● **Source records**:
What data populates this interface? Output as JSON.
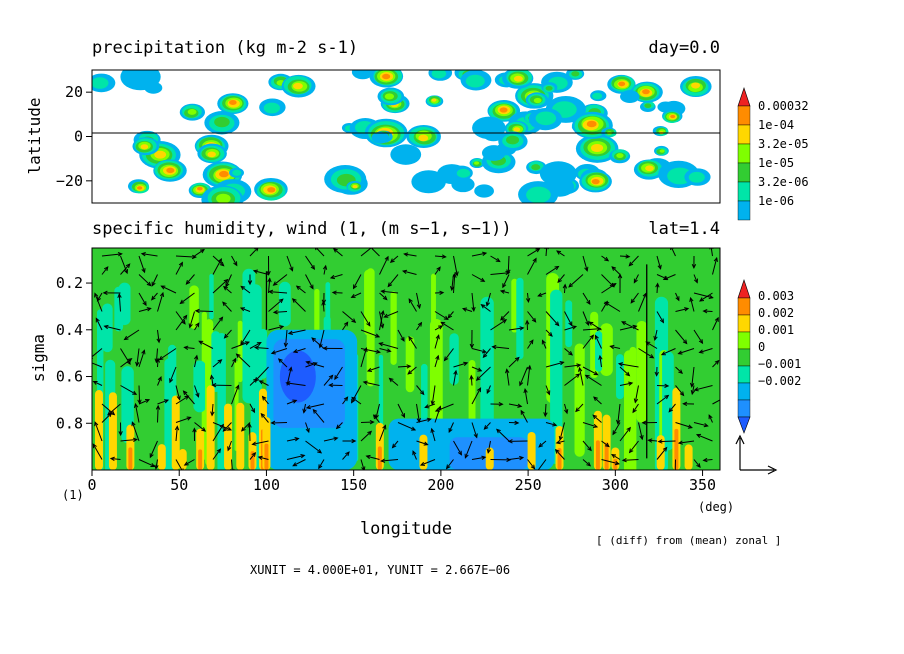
{
  "chart_data": [
    {
      "type": "heatmap",
      "title": "precipitation (kg m-2 s-1)",
      "right_title": "day=0.0",
      "ylabel": "latitude",
      "yticks": [
        "20",
        "0",
        "−20"
      ],
      "ytick_values": [
        20,
        0,
        -20
      ],
      "ylim": [
        -30,
        30
      ],
      "xlim": [
        0,
        360
      ],
      "colorbar": {
        "labels": [
          "0.00032",
          "1e-04",
          "3.2e-05",
          "1e-05",
          "3.2e-06",
          "1e-06"
        ],
        "colors": [
          "#ff8c00",
          "#ffd700",
          "#7fff00",
          "#32cd32",
          "#00e5a8",
          "#00b2ee"
        ],
        "top_color": "#ee2222",
        "top_triangle": true
      }
    },
    {
      "type": "heatmap",
      "title": "specific humidity, wind (1, (m s−1, s−1))",
      "right_title": "lat=1.4",
      "xlabel": "longitude",
      "ylabel": "sigma",
      "xticks": [
        "0",
        "50",
        "100",
        "150",
        "200",
        "250",
        "300",
        "350"
      ],
      "xtick_values": [
        0,
        50,
        100,
        150,
        200,
        250,
        300,
        350
      ],
      "xunit": "(deg)",
      "yticks": [
        "0.2",
        "0.4",
        "0.6",
        "0.8"
      ],
      "ytick_values": [
        0.2,
        0.4,
        0.6,
        0.8
      ],
      "ylim": [
        1.0,
        0.05
      ],
      "xlim": [
        0,
        360
      ],
      "colorbar": {
        "labels": [
          "0.003",
          "0.002",
          "0.001",
          "0",
          "−0.001",
          "−0.002"
        ],
        "colors": [
          "#ff8c00",
          "#ffd700",
          "#7fff00",
          "#32cd32",
          "#00e5a8",
          "#00b2ee",
          "#1e90ff"
        ],
        "top_color": "#ee2222",
        "bottom_color": "#1e5cff",
        "top_triangle": true,
        "bottom_triangle": true
      },
      "vectors": true
    }
  ],
  "panel_index": "(1)",
  "footer_note": "[ (diff) from (mean) zonal ]",
  "units_line": "XUNIT = 4.000E+01, YUNIT = 2.667E−06"
}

● **Work instructions**: Show every line where the string "true" appears.

● **Exercise response**:
        "top_triangle": true
        "top_triangle": true,
        "bottom_triangle": true
      "vectors": true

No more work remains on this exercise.